*REQUEST*
The records that follow must be repeated verbatim, every one of them.

--- START OF DATA SECTION ---

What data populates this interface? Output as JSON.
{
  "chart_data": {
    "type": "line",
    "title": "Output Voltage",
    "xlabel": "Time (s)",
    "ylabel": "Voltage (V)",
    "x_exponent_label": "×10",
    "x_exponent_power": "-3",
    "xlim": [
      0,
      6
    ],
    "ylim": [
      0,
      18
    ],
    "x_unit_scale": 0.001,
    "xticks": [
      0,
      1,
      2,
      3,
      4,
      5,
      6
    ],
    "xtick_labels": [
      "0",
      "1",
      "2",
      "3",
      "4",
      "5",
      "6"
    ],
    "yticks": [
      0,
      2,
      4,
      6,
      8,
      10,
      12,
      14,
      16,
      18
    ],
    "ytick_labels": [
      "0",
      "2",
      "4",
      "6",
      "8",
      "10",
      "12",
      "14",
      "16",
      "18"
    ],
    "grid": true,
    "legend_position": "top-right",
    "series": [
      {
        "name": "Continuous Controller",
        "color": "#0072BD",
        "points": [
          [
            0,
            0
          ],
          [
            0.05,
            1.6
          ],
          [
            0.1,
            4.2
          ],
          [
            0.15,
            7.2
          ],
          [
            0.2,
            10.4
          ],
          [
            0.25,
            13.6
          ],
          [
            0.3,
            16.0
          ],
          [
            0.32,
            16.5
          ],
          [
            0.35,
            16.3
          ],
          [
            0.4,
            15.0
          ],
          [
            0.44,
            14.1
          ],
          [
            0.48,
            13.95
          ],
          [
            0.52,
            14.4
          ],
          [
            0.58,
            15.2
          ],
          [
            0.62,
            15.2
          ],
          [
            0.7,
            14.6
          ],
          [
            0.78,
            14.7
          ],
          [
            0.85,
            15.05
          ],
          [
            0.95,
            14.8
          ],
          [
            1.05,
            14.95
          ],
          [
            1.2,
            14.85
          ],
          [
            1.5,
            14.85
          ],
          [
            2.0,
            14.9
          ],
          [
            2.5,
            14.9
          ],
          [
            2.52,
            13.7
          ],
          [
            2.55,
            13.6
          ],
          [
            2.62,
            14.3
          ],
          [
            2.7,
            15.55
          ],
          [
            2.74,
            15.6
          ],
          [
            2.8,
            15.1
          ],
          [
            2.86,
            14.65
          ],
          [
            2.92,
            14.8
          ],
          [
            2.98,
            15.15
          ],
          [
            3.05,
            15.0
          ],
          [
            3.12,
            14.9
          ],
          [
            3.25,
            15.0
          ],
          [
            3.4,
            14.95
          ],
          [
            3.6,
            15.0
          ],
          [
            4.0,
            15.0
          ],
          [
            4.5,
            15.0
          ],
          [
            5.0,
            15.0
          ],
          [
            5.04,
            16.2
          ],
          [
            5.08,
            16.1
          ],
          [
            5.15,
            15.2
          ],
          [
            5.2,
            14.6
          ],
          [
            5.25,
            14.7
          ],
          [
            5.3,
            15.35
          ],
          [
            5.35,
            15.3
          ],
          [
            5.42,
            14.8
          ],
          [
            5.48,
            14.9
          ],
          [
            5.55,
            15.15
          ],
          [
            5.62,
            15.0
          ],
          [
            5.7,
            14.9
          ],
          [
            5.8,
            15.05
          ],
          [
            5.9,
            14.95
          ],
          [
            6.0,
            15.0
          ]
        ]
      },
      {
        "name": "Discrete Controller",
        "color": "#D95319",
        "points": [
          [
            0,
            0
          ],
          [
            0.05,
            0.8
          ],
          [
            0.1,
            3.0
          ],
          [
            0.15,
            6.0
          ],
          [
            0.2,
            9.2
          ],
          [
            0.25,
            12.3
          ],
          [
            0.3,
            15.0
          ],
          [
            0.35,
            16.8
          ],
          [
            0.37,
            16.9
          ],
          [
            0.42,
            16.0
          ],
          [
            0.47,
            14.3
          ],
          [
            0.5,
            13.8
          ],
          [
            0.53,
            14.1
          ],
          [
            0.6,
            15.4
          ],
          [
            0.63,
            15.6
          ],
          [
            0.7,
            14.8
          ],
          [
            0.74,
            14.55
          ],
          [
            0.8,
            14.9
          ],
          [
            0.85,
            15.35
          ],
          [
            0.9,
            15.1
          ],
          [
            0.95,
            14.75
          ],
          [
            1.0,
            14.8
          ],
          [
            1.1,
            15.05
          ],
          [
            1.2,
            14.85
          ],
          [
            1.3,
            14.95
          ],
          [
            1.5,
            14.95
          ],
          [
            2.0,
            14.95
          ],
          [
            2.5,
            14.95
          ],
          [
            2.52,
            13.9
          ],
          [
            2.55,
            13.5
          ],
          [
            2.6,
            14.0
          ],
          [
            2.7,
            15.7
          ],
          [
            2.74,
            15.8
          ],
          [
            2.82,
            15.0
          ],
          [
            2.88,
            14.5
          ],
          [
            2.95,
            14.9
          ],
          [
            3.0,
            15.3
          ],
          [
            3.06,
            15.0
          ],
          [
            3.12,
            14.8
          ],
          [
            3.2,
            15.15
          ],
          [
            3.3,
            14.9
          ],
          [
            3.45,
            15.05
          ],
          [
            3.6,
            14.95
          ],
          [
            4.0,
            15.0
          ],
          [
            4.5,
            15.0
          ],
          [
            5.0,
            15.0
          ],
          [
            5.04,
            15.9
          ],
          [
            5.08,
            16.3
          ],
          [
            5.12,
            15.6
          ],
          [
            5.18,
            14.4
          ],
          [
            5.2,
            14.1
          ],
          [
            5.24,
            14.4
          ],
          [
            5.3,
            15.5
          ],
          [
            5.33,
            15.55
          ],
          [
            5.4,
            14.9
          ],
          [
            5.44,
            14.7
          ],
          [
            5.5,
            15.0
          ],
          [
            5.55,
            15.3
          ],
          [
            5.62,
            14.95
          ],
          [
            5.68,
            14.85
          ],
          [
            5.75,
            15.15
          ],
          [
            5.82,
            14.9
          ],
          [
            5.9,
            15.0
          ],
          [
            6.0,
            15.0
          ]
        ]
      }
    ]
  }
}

--- END OF DATA SECTION ---

*THE ANSWER*
What data populates this interface? Output as JSON.
{
  "chart_data": {
    "type": "line",
    "title": "Output Voltage",
    "xlabel": "Time (s)",
    "ylabel": "Voltage (V)",
    "x_exponent_label": "×10",
    "x_exponent_power": "-3",
    "xlim": [
      0,
      6
    ],
    "ylim": [
      0,
      18
    ],
    "x_unit_scale": 0.001,
    "xticks": [
      0,
      1,
      2,
      3,
      4,
      5,
      6
    ],
    "xtick_labels": [
      "0",
      "1",
      "2",
      "3",
      "4",
      "5",
      "6"
    ],
    "yticks": [
      0,
      2,
      4,
      6,
      8,
      10,
      12,
      14,
      16,
      18
    ],
    "ytick_labels": [
      "0",
      "2",
      "4",
      "6",
      "8",
      "10",
      "12",
      "14",
      "16",
      "18"
    ],
    "grid": true,
    "legend_position": "top-right",
    "series": [
      {
        "name": "Continuous Controller",
        "color": "#0072BD",
        "points": [
          [
            0,
            0
          ],
          [
            0.05,
            1.6
          ],
          [
            0.1,
            4.2
          ],
          [
            0.15,
            7.2
          ],
          [
            0.2,
            10.4
          ],
          [
            0.25,
            13.6
          ],
          [
            0.3,
            16.0
          ],
          [
            0.32,
            16.5
          ],
          [
            0.35,
            16.3
          ],
          [
            0.4,
            15.0
          ],
          [
            0.44,
            14.1
          ],
          [
            0.48,
            13.95
          ],
          [
            0.52,
            14.4
          ],
          [
            0.58,
            15.2
          ],
          [
            0.62,
            15.2
          ],
          [
            0.7,
            14.6
          ],
          [
            0.78,
            14.7
          ],
          [
            0.85,
            15.05
          ],
          [
            0.95,
            14.8
          ],
          [
            1.05,
            14.95
          ],
          [
            1.2,
            14.85
          ],
          [
            1.5,
            14.85
          ],
          [
            2.0,
            14.9
          ],
          [
            2.5,
            14.9
          ],
          [
            2.52,
            13.7
          ],
          [
            2.55,
            13.6
          ],
          [
            2.62,
            14.3
          ],
          [
            2.7,
            15.55
          ],
          [
            2.74,
            15.6
          ],
          [
            2.8,
            15.1
          ],
          [
            2.86,
            14.65
          ],
          [
            2.92,
            14.8
          ],
          [
            2.98,
            15.15
          ],
          [
            3.05,
            15.0
          ],
          [
            3.12,
            14.9
          ],
          [
            3.25,
            15.0
          ],
          [
            3.4,
            14.95
          ],
          [
            3.6,
            15.0
          ],
          [
            4.0,
            15.0
          ],
          [
            4.5,
            15.0
          ],
          [
            5.0,
            15.0
          ],
          [
            5.04,
            16.2
          ],
          [
            5.08,
            16.1
          ],
          [
            5.15,
            15.2
          ],
          [
            5.2,
            14.6
          ],
          [
            5.25,
            14.7
          ],
          [
            5.3,
            15.35
          ],
          [
            5.35,
            15.3
          ],
          [
            5.42,
            14.8
          ],
          [
            5.48,
            14.9
          ],
          [
            5.55,
            15.15
          ],
          [
            5.62,
            15.0
          ],
          [
            5.7,
            14.9
          ],
          [
            5.8,
            15.05
          ],
          [
            5.9,
            14.95
          ],
          [
            6.0,
            15.0
          ]
        ]
      },
      {
        "name": "Discrete Controller",
        "color": "#D95319",
        "points": [
          [
            0,
            0
          ],
          [
            0.05,
            0.8
          ],
          [
            0.1,
            3.0
          ],
          [
            0.15,
            6.0
          ],
          [
            0.2,
            9.2
          ],
          [
            0.25,
            12.3
          ],
          [
            0.3,
            15.0
          ],
          [
            0.35,
            16.8
          ],
          [
            0.37,
            16.9
          ],
          [
            0.42,
            16.0
          ],
          [
            0.47,
            14.3
          ],
          [
            0.5,
            13.8
          ],
          [
            0.53,
            14.1
          ],
          [
            0.6,
            15.4
          ],
          [
            0.63,
            15.6
          ],
          [
            0.7,
            14.8
          ],
          [
            0.74,
            14.55
          ],
          [
            0.8,
            14.9
          ],
          [
            0.85,
            15.35
          ],
          [
            0.9,
            15.1
          ],
          [
            0.95,
            14.75
          ],
          [
            1.0,
            14.8
          ],
          [
            1.1,
            15.05
          ],
          [
            1.2,
            14.85
          ],
          [
            1.3,
            14.95
          ],
          [
            1.5,
            14.95
          ],
          [
            2.0,
            14.95
          ],
          [
            2.5,
            14.95
          ],
          [
            2.52,
            13.9
          ],
          [
            2.55,
            13.5
          ],
          [
            2.6,
            14.0
          ],
          [
            2.7,
            15.7
          ],
          [
            2.74,
            15.8
          ],
          [
            2.82,
            15.0
          ],
          [
            2.88,
            14.5
          ],
          [
            2.95,
            14.9
          ],
          [
            3.0,
            15.3
          ],
          [
            3.06,
            15.0
          ],
          [
            3.12,
            14.8
          ],
          [
            3.2,
            15.15
          ],
          [
            3.3,
            14.9
          ],
          [
            3.45,
            15.05
          ],
          [
            3.6,
            14.95
          ],
          [
            4.0,
            15.0
          ],
          [
            4.5,
            15.0
          ],
          [
            5.0,
            15.0
          ],
          [
            5.04,
            15.9
          ],
          [
            5.08,
            16.3
          ],
          [
            5.12,
            15.6
          ],
          [
            5.18,
            14.4
          ],
          [
            5.2,
            14.1
          ],
          [
            5.24,
            14.4
          ],
          [
            5.3,
            15.5
          ],
          [
            5.33,
            15.55
          ],
          [
            5.4,
            14.9
          ],
          [
            5.44,
            14.7
          ],
          [
            5.5,
            15.0
          ],
          [
            5.55,
            15.3
          ],
          [
            5.62,
            14.95
          ],
          [
            5.68,
            14.85
          ],
          [
            5.75,
            15.15
          ],
          [
            5.82,
            14.9
          ],
          [
            5.9,
            15.0
          ],
          [
            6.0,
            15.0
          ]
        ]
      }
    ]
  }
}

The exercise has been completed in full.